━━━ Texto del documento ━━━
Hubo un tiempo en que los niños y púberes nos acostábamos siempre a la misma hora y si queríamos un extra pedíamos permiso a nuestros padres. Una noche iban a salir Los Relámpagos en la tele, mi grupo preferido, junto a Los Pekenikes y Los Canarios. En estos tiempos, gracias a YouTube, he descubierto el enorme talento que tenían Módulos, hay una canción perfecta Al despertar, aunque la que sigue sonando es la famosa Todo tiene su fin. Aparecieron Los Relámpagos y, entre otras, tocaron Vacaciones en España. Los Relámpagos eran un grupo instrumental que, como Los Pekenikes o Los Brincos, lograron unir nuestro gusto musical con el de nuestros padres. ¿Por qué no se me va de la cabeza aquella noche en que vi a Los Relámpagos tocar aquella canción que aún me sabe a gloria?
━━━ Datos proporcionados ━━━
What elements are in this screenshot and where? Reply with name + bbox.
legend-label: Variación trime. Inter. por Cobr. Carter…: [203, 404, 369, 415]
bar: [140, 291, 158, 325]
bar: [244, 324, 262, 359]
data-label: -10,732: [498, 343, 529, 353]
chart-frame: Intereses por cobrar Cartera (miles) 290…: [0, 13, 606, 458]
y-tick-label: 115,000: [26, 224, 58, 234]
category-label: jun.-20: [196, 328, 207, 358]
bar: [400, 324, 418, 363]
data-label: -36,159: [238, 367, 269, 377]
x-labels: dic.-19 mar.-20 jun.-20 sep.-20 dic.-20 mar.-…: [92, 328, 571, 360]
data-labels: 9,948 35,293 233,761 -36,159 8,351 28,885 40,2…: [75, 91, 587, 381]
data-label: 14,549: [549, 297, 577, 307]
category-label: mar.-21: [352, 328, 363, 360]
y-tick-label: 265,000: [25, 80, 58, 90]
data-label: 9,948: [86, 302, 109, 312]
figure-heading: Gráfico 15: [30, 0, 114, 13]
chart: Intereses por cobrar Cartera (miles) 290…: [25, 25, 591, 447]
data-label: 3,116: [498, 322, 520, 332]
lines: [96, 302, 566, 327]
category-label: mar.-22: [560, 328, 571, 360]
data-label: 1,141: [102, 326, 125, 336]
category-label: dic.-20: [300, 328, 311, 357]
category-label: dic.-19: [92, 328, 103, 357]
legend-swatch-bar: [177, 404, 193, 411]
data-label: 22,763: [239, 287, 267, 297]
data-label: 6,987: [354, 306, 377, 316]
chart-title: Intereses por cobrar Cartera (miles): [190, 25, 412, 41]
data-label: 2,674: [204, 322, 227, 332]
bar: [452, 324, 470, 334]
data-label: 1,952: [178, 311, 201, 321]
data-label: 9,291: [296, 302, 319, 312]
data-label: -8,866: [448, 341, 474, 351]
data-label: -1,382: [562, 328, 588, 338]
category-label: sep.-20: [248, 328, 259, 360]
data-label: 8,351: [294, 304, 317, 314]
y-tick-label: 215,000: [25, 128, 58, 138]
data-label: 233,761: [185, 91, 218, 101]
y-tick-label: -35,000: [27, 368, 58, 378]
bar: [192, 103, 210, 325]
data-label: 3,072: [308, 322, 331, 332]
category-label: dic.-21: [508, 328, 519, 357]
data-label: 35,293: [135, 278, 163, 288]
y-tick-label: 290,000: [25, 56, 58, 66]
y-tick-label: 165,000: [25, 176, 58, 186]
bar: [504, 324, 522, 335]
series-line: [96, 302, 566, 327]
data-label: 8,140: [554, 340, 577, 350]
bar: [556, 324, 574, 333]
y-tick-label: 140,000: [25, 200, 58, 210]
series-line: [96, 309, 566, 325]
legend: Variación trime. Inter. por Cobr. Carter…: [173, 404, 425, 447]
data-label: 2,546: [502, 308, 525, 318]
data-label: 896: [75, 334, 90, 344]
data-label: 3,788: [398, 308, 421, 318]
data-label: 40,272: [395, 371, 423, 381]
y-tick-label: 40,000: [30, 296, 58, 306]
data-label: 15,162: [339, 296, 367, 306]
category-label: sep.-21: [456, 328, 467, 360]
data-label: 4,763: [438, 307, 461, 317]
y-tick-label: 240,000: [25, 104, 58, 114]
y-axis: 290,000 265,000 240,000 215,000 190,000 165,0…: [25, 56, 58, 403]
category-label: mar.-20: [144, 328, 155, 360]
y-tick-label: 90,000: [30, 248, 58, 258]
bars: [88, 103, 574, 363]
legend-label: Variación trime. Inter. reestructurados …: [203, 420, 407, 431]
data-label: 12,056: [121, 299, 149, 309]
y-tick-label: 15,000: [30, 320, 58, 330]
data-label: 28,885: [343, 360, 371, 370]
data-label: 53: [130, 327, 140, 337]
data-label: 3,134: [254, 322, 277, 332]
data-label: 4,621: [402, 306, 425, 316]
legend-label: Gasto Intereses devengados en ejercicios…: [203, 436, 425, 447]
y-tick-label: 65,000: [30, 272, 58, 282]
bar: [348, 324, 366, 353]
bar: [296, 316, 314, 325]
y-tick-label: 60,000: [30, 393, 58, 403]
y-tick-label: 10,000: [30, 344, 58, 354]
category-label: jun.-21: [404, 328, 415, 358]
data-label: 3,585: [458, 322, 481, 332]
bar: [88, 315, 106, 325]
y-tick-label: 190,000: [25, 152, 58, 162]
━━━
**Con la información:**
A: Responde estas preguntas con lo que dice el texto sobre Los Relámpagos:
(i) ¿Qué grupo era el preferido de quien escribe?
(ii) ¿Qué canción de Módulos se describe como perfecta?
(iii) ¿Qué canción tocaron Los Relámpagos aquella noche, entre otras?
B: Retoma el texto sobre Los Relámpagos justo después de su última oración y continúalo.

**Respuestas esperadas:**
A:
(i) Los Relámpagos.
(ii) Al despertar.
(iii) Vacaciones en España.

B:
Pasaron los años. En 1974 me fui a Ibiza -isla de libertad con Franco y sin Franco- con mi amigo del alma Manolo Domínguez. Manolo era policía secreta, como decíamos entonces. Al poco tiempo de bajar del barco, le llegó la noticia de que tenía que volver urgentemente a la península. A Franco le había entrado la famosa tromboflebitis que era algo muy serio. España estaba en estado de alerta y Manolo agarró el barco de vuelta y me dejó con su hermano en la isla. Su hermano Julio, también poli, vivía con otro poli. Estaban de moda dos canciones, entre otras, que representan para mí aquel momento: Detalles, de Roberto Carlos, y Walk on the Wild Side, de Lou Reed. Marcaron para mí aquel verano. Para siempre.
Al poco de nacer la democracia, a los sones del inefable Adagio de la Tercera Sinfonía de Mahler, escribí un poema que casi no recuerdo ni sé dónde se publicó. Acudí en Madrid a un acto cultural y allí lo recitó la actriz Tina Sainz. Me froté los ojos, no podía creer que lo hubiera escrito yo, al igual que una canción es otra con unos buenos arreglos, aquello me sonó como extraño a mi invención. Pero inolvidable.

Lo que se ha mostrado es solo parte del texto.